Copy every line in which the string "synced" occurs.

═════ MATERIAL PROVIDED ═════

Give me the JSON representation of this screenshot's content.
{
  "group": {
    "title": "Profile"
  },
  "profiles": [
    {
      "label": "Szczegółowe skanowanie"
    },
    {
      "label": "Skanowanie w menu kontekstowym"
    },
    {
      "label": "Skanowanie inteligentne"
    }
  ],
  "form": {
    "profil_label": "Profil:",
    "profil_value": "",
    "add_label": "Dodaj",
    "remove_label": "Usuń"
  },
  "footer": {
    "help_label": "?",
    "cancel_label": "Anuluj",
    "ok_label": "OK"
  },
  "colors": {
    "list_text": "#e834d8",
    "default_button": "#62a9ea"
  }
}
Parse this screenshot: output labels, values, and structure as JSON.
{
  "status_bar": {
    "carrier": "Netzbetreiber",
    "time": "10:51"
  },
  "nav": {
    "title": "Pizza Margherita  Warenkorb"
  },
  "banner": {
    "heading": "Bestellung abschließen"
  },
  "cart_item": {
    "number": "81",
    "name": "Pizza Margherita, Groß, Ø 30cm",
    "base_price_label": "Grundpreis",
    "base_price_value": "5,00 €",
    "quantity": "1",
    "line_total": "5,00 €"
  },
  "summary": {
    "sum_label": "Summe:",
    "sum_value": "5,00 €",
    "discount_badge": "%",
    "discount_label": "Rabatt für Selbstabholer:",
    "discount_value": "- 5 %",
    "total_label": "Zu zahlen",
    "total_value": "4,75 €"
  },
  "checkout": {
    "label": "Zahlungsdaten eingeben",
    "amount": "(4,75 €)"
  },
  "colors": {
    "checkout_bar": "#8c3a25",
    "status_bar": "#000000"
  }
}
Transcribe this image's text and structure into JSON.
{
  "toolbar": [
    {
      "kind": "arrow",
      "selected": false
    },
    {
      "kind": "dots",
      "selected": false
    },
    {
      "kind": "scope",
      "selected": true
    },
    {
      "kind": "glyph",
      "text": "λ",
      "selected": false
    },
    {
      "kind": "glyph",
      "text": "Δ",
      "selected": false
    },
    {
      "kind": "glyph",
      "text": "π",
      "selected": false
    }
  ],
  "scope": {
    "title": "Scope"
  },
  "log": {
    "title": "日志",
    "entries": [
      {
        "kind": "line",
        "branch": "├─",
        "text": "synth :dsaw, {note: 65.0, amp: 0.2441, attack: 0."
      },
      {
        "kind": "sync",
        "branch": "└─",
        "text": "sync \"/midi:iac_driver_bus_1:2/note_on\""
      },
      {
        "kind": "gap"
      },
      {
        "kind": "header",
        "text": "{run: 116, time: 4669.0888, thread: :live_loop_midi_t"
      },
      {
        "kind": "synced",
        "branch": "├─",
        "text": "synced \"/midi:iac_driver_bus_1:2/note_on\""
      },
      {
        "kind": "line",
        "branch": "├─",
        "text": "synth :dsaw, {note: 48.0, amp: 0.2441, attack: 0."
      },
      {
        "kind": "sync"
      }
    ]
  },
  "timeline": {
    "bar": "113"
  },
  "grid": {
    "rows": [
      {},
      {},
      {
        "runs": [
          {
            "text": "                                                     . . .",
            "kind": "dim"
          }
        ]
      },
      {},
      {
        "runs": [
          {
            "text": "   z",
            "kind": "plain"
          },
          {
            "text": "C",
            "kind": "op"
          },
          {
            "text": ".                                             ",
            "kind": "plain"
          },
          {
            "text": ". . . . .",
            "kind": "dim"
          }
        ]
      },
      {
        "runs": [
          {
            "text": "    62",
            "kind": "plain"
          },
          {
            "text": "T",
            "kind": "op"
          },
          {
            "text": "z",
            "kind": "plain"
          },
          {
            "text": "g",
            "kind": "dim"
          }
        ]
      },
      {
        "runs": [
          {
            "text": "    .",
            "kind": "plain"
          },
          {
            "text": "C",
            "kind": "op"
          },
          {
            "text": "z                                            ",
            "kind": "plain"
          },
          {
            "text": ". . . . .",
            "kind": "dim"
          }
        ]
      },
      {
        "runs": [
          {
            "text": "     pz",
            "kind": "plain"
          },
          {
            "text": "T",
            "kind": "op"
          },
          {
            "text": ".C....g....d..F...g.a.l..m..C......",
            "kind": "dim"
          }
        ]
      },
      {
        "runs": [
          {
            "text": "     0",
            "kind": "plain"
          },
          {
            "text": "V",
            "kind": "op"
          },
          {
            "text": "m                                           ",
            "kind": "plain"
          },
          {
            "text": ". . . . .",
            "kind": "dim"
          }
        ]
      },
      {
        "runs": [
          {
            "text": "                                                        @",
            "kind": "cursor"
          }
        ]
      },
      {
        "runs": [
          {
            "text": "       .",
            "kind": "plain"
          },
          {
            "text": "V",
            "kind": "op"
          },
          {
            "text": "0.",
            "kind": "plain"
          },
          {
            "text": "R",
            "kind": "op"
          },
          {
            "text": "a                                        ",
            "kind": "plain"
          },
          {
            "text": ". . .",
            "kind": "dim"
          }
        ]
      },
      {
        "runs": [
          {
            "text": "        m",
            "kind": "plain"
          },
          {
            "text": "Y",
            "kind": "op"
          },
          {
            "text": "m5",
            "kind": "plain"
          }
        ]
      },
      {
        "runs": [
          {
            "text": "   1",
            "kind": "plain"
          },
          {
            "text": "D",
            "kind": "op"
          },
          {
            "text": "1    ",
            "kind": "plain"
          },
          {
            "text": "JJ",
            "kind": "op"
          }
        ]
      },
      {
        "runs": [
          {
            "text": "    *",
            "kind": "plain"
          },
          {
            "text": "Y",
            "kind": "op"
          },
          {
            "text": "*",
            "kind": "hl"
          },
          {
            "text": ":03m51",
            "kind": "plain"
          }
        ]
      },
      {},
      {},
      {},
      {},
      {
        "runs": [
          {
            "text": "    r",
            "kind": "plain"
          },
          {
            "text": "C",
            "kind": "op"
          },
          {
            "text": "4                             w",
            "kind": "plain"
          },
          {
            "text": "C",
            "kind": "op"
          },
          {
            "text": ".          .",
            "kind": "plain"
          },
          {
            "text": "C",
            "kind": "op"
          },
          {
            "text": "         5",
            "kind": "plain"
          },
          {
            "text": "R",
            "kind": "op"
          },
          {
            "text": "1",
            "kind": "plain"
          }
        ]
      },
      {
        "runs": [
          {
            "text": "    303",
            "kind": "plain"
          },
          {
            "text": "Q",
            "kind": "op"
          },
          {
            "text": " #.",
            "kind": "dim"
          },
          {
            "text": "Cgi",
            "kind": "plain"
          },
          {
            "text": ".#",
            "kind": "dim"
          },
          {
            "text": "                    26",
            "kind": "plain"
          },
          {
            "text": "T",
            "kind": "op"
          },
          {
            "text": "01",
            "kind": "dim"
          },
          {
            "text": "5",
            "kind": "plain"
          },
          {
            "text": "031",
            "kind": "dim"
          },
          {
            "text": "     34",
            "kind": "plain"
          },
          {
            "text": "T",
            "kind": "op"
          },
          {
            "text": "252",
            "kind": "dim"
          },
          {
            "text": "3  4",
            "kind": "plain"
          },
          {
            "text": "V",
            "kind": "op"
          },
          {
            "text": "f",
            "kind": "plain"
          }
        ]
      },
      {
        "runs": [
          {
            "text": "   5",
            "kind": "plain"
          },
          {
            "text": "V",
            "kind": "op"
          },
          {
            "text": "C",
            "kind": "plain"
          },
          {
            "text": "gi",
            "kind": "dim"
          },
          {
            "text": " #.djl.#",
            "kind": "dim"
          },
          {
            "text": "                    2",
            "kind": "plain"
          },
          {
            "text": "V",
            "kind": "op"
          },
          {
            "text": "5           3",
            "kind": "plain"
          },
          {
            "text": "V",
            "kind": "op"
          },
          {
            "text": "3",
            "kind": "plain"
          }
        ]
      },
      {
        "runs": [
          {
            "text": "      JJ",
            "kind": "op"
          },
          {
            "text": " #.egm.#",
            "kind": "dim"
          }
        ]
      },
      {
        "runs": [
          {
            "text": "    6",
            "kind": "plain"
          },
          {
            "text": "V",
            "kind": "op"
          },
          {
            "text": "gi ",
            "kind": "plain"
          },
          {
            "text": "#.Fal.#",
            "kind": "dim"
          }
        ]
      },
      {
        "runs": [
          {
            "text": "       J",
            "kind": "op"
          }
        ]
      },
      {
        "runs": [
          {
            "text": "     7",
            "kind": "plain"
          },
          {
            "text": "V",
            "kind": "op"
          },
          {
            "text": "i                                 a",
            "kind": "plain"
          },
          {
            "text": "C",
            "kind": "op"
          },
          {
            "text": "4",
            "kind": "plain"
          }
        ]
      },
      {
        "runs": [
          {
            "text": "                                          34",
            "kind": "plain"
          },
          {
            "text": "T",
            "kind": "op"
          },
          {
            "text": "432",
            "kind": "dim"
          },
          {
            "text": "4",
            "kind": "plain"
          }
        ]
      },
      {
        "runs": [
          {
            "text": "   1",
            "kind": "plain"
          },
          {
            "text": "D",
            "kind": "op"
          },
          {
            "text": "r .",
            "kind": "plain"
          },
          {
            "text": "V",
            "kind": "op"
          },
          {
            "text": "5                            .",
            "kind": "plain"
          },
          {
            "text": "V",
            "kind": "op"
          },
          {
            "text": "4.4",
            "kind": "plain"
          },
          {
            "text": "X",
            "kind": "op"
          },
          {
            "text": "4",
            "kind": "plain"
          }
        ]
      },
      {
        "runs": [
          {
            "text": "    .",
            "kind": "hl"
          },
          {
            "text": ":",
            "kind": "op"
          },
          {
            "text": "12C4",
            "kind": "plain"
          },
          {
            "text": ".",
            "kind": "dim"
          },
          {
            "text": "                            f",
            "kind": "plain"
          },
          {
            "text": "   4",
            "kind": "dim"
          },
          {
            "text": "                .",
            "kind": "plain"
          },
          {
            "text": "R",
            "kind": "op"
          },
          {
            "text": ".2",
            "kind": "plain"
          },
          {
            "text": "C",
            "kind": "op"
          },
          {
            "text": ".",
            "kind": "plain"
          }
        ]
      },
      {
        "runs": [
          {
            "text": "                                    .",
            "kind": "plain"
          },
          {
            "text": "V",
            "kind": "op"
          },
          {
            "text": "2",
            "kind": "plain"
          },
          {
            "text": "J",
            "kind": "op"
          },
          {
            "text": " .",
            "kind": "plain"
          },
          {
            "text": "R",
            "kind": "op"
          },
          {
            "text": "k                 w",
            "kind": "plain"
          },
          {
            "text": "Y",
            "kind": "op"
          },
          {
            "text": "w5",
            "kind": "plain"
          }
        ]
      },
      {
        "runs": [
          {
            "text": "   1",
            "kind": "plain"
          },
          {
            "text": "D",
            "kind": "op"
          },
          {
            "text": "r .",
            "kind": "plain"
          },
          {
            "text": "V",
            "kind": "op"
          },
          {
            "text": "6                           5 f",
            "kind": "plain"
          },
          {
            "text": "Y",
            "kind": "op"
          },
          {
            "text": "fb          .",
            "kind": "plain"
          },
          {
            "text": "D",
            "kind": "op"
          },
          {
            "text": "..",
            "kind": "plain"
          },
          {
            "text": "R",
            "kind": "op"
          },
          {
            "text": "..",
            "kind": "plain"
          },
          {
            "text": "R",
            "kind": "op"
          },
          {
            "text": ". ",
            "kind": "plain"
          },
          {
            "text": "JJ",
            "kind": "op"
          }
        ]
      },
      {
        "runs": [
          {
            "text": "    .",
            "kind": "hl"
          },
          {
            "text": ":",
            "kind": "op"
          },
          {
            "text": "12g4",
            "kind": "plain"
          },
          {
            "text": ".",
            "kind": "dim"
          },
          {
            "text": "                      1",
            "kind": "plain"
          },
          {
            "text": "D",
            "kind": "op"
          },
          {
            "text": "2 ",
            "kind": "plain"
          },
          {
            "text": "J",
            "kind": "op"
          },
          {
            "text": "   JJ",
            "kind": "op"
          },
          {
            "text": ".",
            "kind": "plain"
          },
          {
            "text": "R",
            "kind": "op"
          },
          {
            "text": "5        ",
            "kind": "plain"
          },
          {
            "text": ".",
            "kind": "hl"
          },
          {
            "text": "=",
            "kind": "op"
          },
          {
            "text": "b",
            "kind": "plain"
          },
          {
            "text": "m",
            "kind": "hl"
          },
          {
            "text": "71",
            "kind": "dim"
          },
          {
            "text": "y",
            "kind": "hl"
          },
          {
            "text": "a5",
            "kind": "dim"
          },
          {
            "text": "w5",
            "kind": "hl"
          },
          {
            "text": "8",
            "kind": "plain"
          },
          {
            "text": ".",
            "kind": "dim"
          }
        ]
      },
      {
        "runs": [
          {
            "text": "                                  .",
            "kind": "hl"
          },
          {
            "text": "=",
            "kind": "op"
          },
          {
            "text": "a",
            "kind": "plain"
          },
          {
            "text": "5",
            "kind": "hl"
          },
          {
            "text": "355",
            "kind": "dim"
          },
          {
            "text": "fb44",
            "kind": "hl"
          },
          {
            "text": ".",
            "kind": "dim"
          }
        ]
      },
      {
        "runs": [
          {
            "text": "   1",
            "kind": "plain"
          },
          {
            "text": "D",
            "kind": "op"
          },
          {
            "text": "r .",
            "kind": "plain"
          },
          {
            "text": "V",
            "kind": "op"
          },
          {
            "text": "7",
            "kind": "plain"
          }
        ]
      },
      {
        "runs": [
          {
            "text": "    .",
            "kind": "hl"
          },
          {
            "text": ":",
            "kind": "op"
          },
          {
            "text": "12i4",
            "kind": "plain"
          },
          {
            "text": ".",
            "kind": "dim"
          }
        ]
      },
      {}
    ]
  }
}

═════

EXPECTED ANSWER =>
        "kind": "synced",
        "text": "synced \"/midi:iac_driver_bus_1:2/note_on\""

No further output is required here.